▶ **Stated task**
Reproduce the records word for word, from their first line through the line containing "main-band: [91, 56, 109, 68]", with both ends included.

[Region boundary data]

• • • • • • •

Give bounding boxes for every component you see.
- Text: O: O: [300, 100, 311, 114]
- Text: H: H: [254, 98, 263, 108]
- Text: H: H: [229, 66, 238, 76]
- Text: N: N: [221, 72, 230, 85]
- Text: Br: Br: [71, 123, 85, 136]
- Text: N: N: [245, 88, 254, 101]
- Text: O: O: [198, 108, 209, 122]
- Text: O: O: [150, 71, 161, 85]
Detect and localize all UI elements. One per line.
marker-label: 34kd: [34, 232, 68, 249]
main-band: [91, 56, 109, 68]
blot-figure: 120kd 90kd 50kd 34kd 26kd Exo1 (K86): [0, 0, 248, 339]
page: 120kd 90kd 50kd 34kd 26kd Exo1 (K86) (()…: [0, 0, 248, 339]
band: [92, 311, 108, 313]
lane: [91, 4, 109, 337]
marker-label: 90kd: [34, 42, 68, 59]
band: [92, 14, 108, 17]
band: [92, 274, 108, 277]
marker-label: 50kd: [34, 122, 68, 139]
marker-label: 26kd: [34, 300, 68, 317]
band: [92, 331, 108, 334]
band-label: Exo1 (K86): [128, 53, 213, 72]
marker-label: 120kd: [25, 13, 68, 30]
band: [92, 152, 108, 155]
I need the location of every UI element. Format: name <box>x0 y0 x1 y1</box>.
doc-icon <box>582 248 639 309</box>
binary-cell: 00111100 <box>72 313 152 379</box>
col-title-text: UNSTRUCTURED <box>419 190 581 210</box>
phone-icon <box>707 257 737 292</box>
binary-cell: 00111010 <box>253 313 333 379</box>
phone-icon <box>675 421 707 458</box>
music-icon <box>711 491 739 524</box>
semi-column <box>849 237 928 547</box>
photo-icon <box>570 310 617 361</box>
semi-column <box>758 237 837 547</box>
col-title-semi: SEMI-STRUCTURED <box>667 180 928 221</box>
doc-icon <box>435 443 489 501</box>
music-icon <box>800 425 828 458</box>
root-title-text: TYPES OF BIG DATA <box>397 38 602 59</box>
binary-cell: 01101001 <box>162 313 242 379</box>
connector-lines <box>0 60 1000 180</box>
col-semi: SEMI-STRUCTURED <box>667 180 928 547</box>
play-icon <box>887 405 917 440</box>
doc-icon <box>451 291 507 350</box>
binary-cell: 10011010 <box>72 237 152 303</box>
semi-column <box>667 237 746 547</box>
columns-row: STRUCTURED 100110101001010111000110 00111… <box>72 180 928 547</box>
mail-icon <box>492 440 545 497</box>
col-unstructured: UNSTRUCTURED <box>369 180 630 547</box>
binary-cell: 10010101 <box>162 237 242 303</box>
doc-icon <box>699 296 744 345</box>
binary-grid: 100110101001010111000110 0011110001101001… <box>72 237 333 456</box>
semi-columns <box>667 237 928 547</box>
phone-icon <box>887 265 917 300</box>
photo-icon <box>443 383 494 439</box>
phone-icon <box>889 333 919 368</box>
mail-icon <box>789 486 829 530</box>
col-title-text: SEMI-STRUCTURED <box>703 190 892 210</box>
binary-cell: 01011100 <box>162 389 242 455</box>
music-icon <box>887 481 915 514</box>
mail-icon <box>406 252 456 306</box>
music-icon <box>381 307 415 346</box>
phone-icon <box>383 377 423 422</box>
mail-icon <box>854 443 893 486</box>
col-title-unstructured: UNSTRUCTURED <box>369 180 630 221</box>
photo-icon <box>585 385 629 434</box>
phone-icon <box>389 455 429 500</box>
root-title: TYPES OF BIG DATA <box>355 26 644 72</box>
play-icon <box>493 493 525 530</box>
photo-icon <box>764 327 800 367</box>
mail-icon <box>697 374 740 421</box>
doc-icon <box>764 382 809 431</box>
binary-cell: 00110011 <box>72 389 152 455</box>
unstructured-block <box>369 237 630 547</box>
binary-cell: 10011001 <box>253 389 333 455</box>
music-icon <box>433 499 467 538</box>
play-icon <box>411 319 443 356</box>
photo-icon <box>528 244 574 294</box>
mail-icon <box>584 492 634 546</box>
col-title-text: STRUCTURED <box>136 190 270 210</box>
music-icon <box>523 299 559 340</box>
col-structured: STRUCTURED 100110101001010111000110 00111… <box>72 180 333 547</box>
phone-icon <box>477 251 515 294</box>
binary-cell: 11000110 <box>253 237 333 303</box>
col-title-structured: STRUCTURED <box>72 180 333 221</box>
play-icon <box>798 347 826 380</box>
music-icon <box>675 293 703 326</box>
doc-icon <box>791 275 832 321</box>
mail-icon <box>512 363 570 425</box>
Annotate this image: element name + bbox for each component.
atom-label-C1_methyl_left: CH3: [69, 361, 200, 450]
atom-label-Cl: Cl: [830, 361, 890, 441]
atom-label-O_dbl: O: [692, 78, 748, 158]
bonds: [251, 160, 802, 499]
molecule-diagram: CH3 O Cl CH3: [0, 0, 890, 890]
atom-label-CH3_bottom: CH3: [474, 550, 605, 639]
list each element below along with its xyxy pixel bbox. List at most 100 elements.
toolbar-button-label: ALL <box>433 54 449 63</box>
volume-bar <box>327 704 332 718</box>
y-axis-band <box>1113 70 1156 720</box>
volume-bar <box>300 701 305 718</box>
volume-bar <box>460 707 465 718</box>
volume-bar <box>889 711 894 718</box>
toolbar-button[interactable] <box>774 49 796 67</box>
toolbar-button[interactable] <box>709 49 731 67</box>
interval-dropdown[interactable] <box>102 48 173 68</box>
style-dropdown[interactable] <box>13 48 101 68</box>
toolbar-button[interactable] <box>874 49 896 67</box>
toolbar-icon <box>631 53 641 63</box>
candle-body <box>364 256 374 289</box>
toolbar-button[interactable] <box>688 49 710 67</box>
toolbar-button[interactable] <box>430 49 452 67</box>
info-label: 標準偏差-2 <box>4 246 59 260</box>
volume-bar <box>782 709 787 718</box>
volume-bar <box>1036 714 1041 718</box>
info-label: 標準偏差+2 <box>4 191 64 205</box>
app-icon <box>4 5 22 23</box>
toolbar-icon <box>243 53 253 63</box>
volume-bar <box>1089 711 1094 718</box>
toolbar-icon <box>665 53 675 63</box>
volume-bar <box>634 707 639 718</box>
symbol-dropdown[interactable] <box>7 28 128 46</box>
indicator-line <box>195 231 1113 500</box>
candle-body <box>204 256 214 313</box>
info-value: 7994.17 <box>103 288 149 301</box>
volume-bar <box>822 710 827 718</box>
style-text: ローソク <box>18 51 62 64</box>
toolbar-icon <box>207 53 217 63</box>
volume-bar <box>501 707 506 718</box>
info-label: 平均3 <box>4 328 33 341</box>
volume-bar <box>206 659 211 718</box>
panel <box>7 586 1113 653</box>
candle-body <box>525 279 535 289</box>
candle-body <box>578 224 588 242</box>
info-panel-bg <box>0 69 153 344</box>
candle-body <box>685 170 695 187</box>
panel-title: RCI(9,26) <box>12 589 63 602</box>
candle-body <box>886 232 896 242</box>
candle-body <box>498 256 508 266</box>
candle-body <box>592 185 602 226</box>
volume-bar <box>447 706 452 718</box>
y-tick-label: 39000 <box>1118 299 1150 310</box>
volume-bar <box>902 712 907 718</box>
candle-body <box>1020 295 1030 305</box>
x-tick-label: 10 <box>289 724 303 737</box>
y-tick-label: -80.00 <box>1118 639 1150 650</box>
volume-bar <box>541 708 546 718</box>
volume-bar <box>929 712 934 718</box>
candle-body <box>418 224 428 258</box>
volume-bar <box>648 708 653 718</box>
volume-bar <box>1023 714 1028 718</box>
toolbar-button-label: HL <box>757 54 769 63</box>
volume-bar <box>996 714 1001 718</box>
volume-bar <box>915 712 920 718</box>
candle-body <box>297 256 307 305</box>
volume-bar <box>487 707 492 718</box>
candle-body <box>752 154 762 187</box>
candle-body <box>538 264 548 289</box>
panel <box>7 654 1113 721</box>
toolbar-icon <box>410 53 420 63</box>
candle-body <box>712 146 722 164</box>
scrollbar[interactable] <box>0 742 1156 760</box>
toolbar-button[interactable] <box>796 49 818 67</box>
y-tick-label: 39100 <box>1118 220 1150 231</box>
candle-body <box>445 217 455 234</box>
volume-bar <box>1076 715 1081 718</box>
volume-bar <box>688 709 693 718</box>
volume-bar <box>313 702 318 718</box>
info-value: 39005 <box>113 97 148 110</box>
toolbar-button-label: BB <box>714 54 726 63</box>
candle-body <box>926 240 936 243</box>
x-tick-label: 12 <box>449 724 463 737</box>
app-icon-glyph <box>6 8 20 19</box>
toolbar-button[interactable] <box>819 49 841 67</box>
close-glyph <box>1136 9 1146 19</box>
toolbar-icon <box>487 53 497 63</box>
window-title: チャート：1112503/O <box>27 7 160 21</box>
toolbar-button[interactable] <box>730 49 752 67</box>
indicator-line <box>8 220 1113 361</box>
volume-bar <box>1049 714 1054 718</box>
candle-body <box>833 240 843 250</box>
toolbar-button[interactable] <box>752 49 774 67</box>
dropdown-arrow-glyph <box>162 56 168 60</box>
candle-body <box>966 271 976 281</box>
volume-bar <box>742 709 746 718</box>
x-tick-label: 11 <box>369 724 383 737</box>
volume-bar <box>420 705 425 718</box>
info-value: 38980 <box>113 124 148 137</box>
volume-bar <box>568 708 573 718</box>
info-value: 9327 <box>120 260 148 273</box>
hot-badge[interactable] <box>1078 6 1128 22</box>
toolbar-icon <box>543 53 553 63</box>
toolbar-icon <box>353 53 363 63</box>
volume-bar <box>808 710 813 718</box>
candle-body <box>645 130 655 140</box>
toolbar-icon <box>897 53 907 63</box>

• • • • • • •

▶ **Solution to the problem**
Give bounding boxes for every component you see.
- Text: O: O: [300, 100, 311, 114]
- Text: H: H: [254, 98, 263, 108]
- Text: H: H: [229, 66, 238, 76]
- Text: N: N: [221, 72, 230, 85]
- Text: Br: Br: [71, 123, 85, 136]
- Text: N: N: [245, 88, 254, 101]
- Text: O: O: [198, 108, 209, 122]
- Text: O: O: [150, 71, 161, 85]
Detect and localize all UI elements. One per line.
marker-label: 34kd: [34, 232, 68, 249]
main-band: [91, 56, 109, 68]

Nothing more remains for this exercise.